Problem description: Write the data below out exactly as it stands. Do not include the pictures.

Supplied material:
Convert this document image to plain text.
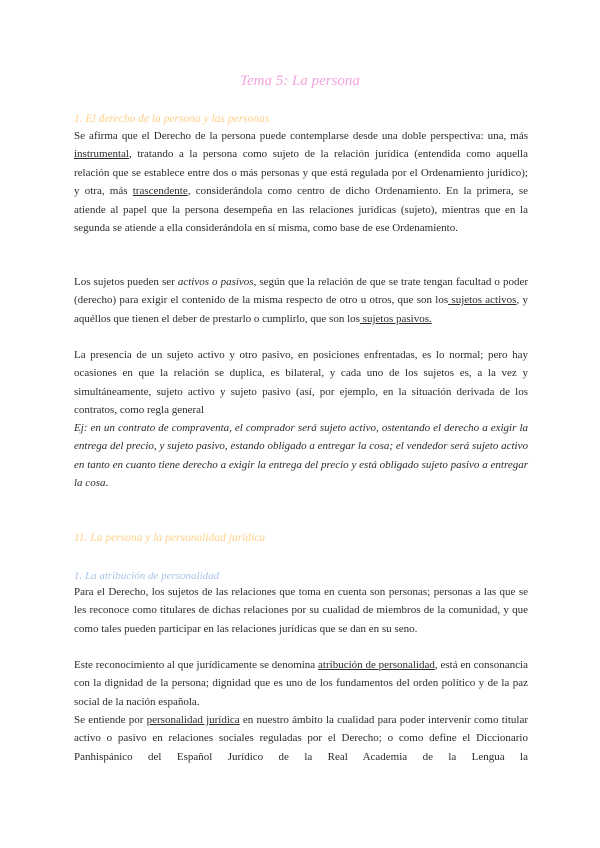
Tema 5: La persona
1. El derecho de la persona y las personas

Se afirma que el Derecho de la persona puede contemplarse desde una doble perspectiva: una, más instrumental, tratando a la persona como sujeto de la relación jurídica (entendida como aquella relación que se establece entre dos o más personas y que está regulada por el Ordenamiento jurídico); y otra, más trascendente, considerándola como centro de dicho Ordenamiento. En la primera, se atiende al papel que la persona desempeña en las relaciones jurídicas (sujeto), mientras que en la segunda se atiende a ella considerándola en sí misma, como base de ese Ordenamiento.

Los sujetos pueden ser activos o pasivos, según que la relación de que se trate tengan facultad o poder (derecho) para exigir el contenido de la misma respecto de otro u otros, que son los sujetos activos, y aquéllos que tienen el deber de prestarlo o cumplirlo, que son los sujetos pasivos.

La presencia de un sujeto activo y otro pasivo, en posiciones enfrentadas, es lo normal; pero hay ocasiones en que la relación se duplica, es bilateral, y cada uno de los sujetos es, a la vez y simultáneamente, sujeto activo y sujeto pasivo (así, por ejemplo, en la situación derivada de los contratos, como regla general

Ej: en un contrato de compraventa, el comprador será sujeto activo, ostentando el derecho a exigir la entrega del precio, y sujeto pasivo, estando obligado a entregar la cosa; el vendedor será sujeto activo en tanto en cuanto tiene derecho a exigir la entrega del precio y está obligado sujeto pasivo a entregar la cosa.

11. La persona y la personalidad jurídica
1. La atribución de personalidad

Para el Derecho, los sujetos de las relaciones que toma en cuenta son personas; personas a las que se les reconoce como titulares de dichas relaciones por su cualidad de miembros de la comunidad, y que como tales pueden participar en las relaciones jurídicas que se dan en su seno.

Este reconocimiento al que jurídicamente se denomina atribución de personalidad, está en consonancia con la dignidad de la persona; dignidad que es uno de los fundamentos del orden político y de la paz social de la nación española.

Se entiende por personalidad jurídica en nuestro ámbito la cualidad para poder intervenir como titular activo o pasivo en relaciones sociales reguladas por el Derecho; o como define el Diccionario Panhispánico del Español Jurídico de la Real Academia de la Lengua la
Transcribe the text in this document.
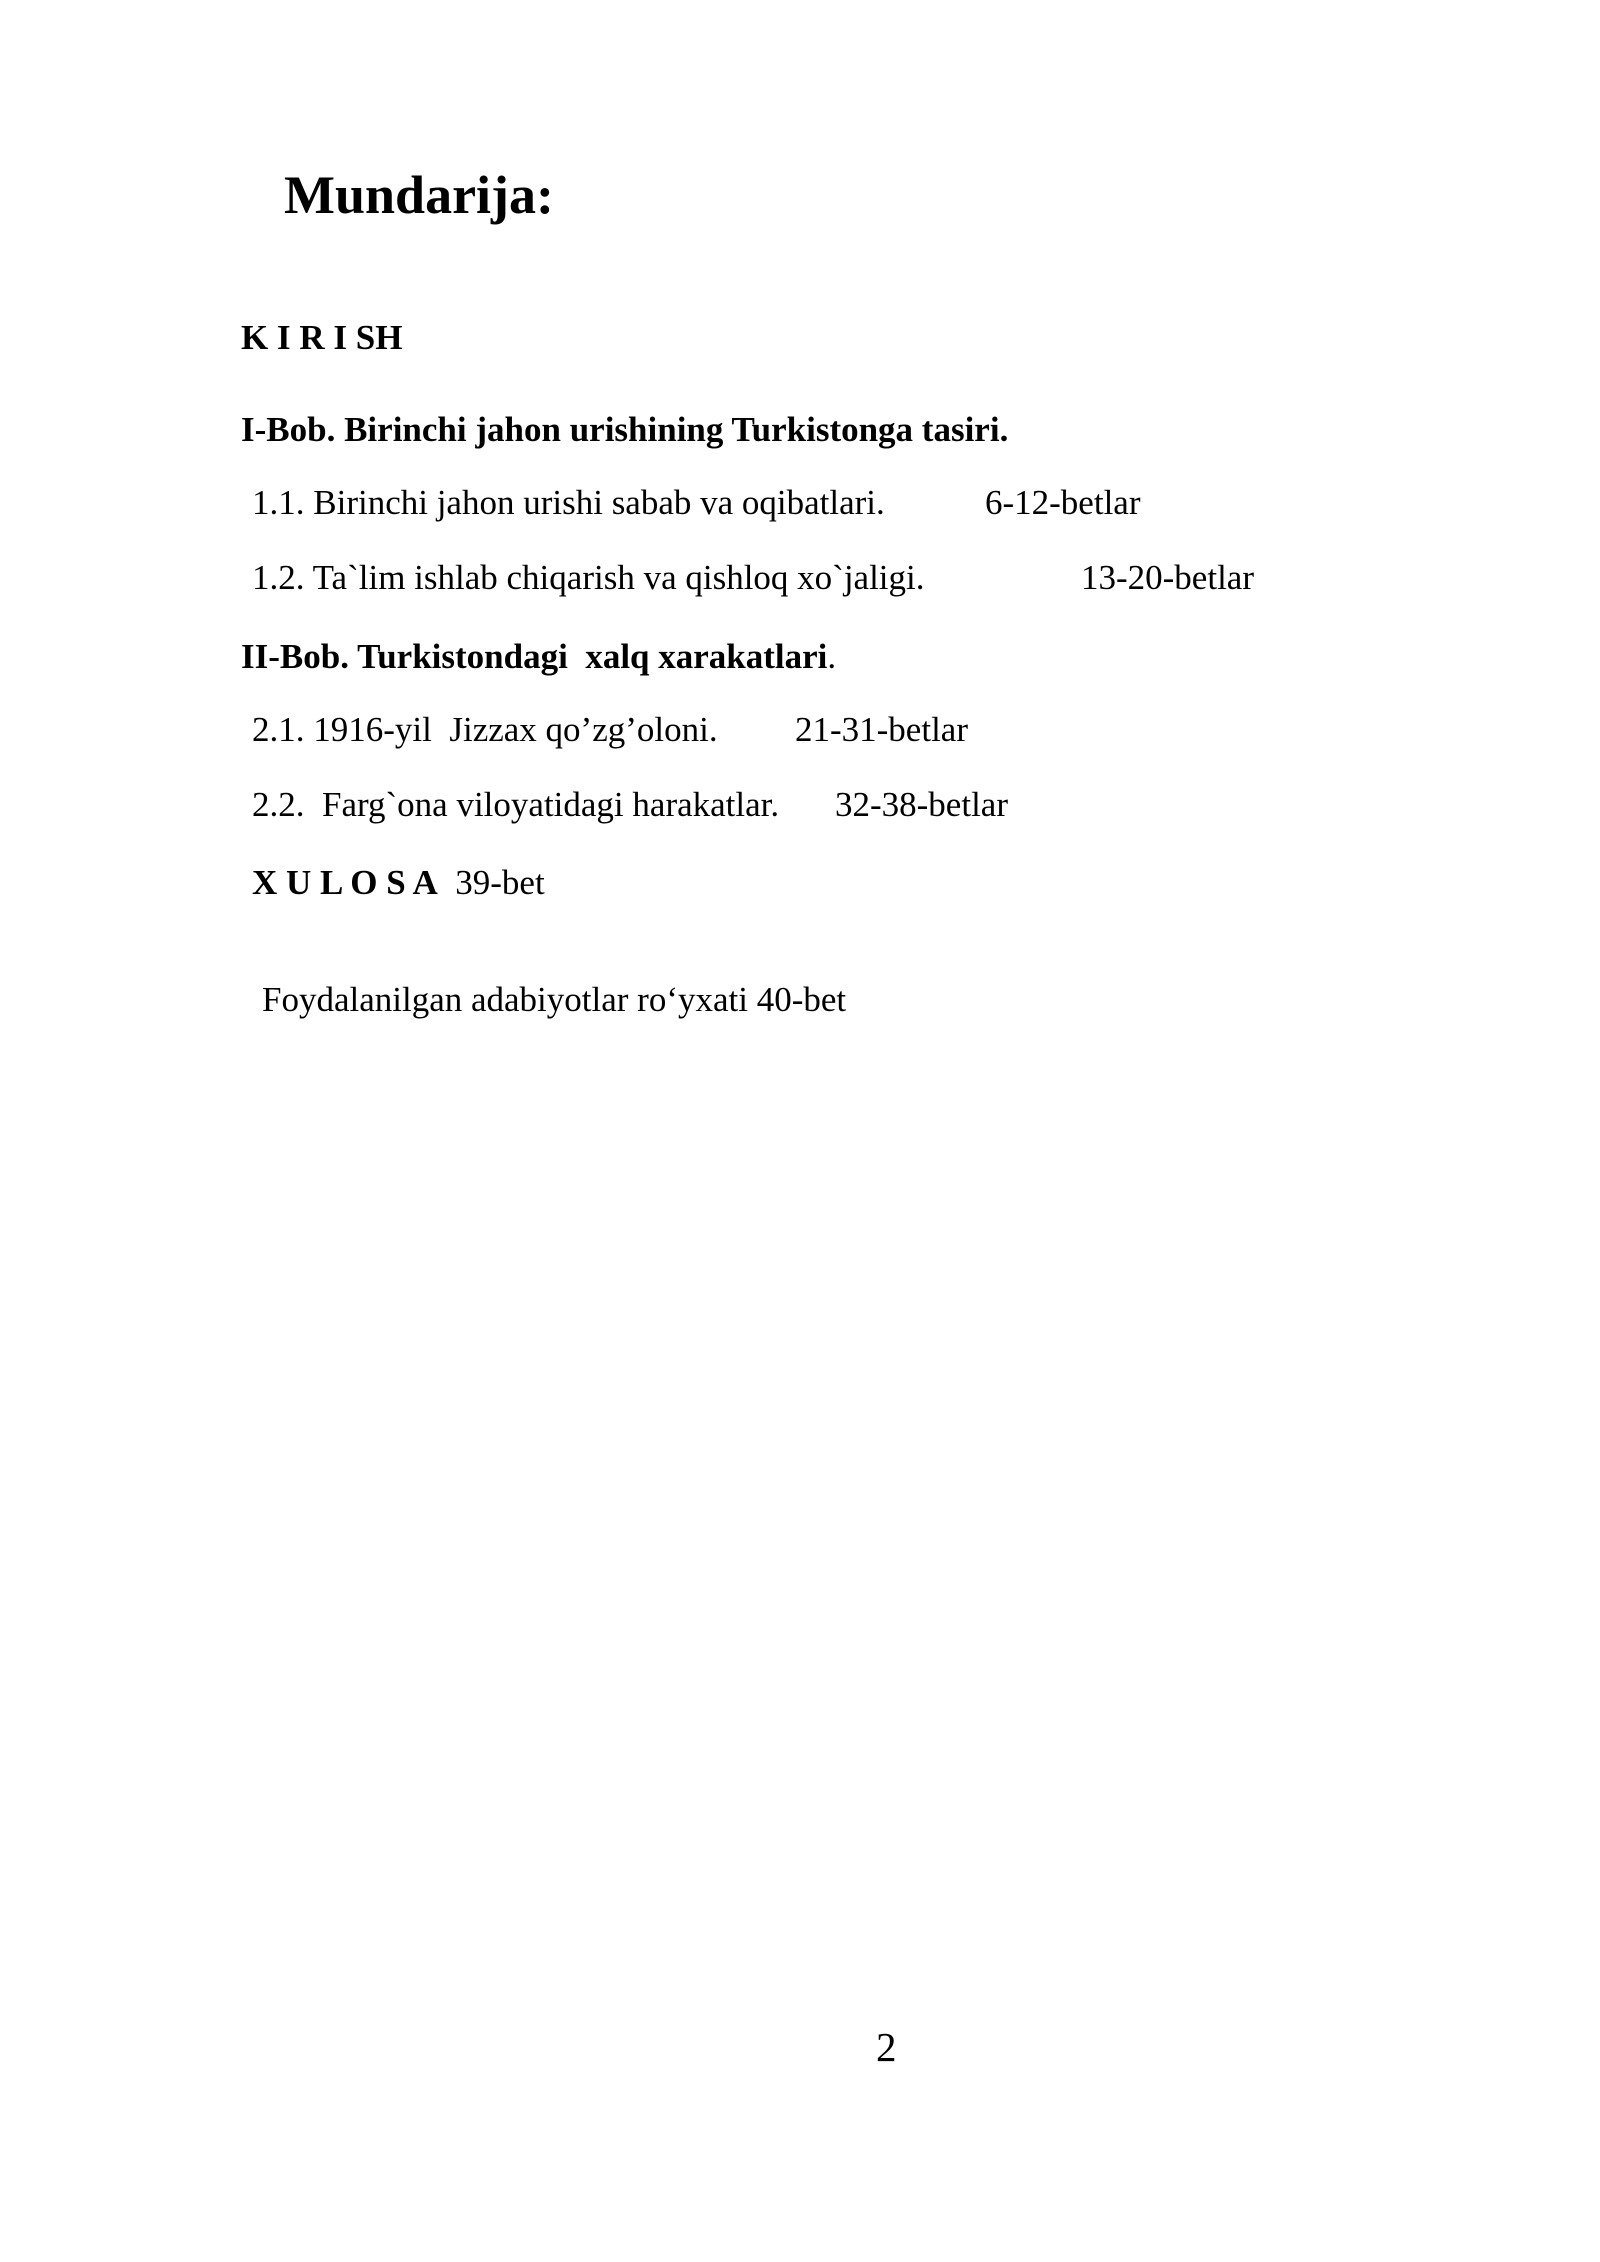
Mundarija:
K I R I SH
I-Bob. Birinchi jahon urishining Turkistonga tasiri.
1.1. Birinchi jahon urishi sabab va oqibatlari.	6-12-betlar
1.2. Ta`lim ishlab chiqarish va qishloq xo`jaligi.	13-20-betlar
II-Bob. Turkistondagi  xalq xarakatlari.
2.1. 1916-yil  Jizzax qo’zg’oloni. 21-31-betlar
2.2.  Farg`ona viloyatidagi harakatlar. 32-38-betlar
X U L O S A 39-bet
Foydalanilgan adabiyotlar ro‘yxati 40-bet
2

Solution for this task:
Convert this document image to plain text.
Tema 5: La persona
1. El derecho de la persona y las personas

Se afirma que el Derecho de la persona puede contemplarse desde una doble perspectiva: una, más instrumental, tratando a la persona como sujeto de la relación jurídica (entendida como aquella relación que se establece entre dos o más personas y que está regulada por el Ordenamiento jurídico); y otra, más trascendente, considerándola como centro de dicho Ordenamiento. En la primera, se atiende al papel que la persona desempeña en las relaciones jurídicas (sujeto), mientras que en la segunda se atiende a ella considerándola en sí misma, como base de ese Ordenamiento.

Los sujetos pueden ser activos o pasivos, según que la relación de que se trate tengan facultad o poder (derecho) para exigir el contenido de la misma respecto de otro u otros, que son los sujetos activos, y aquéllos que tienen el deber de prestarlo o cumplirlo, que son los sujetos pasivos.

La presencia de un sujeto activo y otro pasivo, en posiciones enfrentadas, es lo normal; pero hay ocasiones en que la relación se duplica, es bilateral, y cada uno de los sujetos es, a la vez y simultáneamente, sujeto activo y sujeto pasivo (así, por ejemplo, en la situación derivada de los contratos, como regla general

Ej: en un contrato de compraventa, el comprador será sujeto activo, ostentando el derecho a exigir la entrega del precio, y sujeto pasivo, estando obligado a entregar la cosa; el vendedor será sujeto activo en tanto en cuanto tiene derecho a exigir la entrega del precio y está obligado sujeto pasivo a entregar la cosa.

11. La persona y la personalidad jurídica
1. La atribución de personalidad

Para el Derecho, los sujetos de las relaciones que toma en cuenta son personas; personas a las que se les reconoce como titulares de dichas relaciones por su cualidad de miembros de la comunidad, y que como tales pueden participar en las relaciones jurídicas que se dan en su seno.

Este reconocimiento al que jurídicamente se denomina atribución de personalidad, está en consonancia con la dignidad de la persona; dignidad que es uno de los fundamentos del orden político y de la paz social de la nación española.

Se entiende por personalidad jurídica en nuestro ámbito la cualidad para poder intervenir como titular activo o pasivo en relaciones sociales reguladas por el Derecho; o como define el Diccionario Panhispánico del Español Jurídico de la Real Academia de la Lengua la
Transcribe the text in this document.
Mundarija:
K I R I SH
I-Bob. Birinchi jahon urishining Turkistonga tasiri.
1.1. Birinchi jahon urishi sabab va oqibatlari.	6-12-betlar
1.2. Ta`lim ishlab chiqarish va qishloq xo`jaligi.	13-20-betlar
II-Bob. Turkistondagi  xalq xarakatlari.
2.1. 1916-yil  Jizzax qo’zg’oloni. 21-31-betlar
2.2.  Farg`ona viloyatidagi harakatlar. 32-38-betlar
X U L O S A 39-bet
Foydalanilgan adabiyotlar ro‘yxati 40-bet
2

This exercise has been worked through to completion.